* **Exercise**
Quote the passage on recently issued accounting standards updates in full, word for word.

* **Text excerpt**
Recently Issued Accounting Standards Update - In August 2017, the FASB issued ASU 2017-12, “Derivatives and Hedging (Topic 815): Targeted Improvements to Accounting for Hedging Activities,” which allows more types of hedging strategies to be eligible for hedge accounting and simplifies application of hedge accounting. This new guidance is required for our interim and annual reports for periods beginning after December 15, 2018, and early adoption is permitted, but must be applied as of the beginning of the fiscal year, or initial application date. The impact of this guidance is not material to us, as we have not elected hedge accounting due to the nature of the types of derivatives we have entered.

In March 2017, the FASB issued ASU 2017-07, “Compensation - Retirement Benefits (Topic 715): Improving the Presentation of Net Periodic Pension Cost and Net Periodic Postretirement Benefit Cost,” which requires (1) separation of net periodic service costs for pension and other postemployment benefits into service cost and other components, (2) presentation of the service cost component in the same line as other compensation costs rendered by pertinent employees during the period, and (3) reporting the other components of net periodic benefit costs separately from the service cost component and outside a subtotal of income from operations. Additionally, only the service cost component is eligible for capitalization, when

15


applicable. However, all of our cost components remain eligible for capitalization under the accounting requirements for rate regulated entities.

We will adopt this guidance for our interim and annual reports for periods in the first quarter of 2018. When adopted, the presentation changes required for net periodic benefit costs will not impact previously reported net income; however, the reclassification of the other components of benefits costs will result in an increase in operating income and an increase in other expenses for 2016 and 2017. We will use the retroactive presentation that permits the use of the amounts disclosed for the various components of net benefit cost in our respective Annual Report’s Employee Benefit Plans footnote as the basis for the retrospective application. In addition, we are currently updating our systems for the capitalization of service costs to property and non-service costs to a regulatory asset on a prospective basis, as well as the appropriate accounts for non-service costs to apply retroactive reclassification.

* **Dataset content**
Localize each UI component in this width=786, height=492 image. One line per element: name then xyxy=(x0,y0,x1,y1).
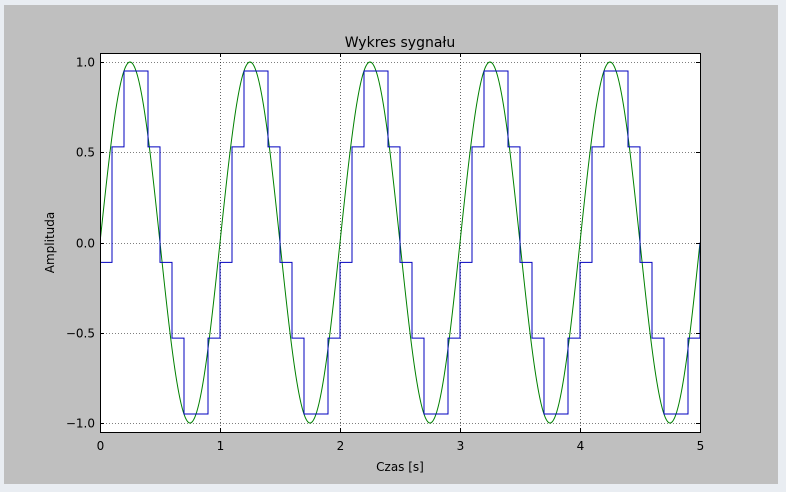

* **The solution**
Recently Issued Accounting Standards Update - In August 2017, the FASB issued ASU 2017-12, “Derivatives and Hedging (Topic 815): Targeted Improvements to Accounting for Hedging Activities,” which allows more types of hedging strategies to be eligible for hedge accounting and simplifies application of hedge accounting. This new guidance is required for our interim and annual reports for periods beginning after December 15, 2018, and early adoption is permitted, but must be applied as of the beginning of the fiscal year, or initial application date. The impact of this guidance is not material to us, as we have not elected hedge accounting due to the nature of the types of derivatives we have entered.

In March 2017, the FASB issued ASU 2017-07, “Compensation - Retirement Benefits (Topic 715): Improving the Presentation of Net Periodic Pension Cost and Net Periodic Postretirement Benefit Cost,” which requires (1) separation of net periodic service costs for pension and other postemployment benefits into service cost and other components, (2) presentation of the service cost component in the same line as other compensation costs rendered by pertinent employees during the period, and (3) reporting the other components of net periodic benefit costs separately from the service cost component and outside a subtotal of income from operations. Additionally, only the service cost component is eligible for capitalization, when

15


applicable. However, all of our cost components remain eligible for capitalization under the accounting requirements for rate regulated entities.

We will adopt this guidance for our interim and annual reports for periods in the first quarter of 2018. When adopted, the presentation changes required for net periodic benefit costs will not impact previously reported net income; however, the reclassification of the other components of benefits costs will result in an increase in operating income and an increase in other expenses for 2016 and 2017. We will use the retroactive presentation that permits the use of the amounts disclosed for the various components of net benefit cost in our respective Annual Report’s Employee Benefit Plans footnote as the basis for the retrospective application. In addition, we are currently updating our systems for the capitalization of service costs to property and non-service costs to a regulatory asset on a prospective basis, as well as the appropriate accounts for non-service costs to apply retroactive reclassification.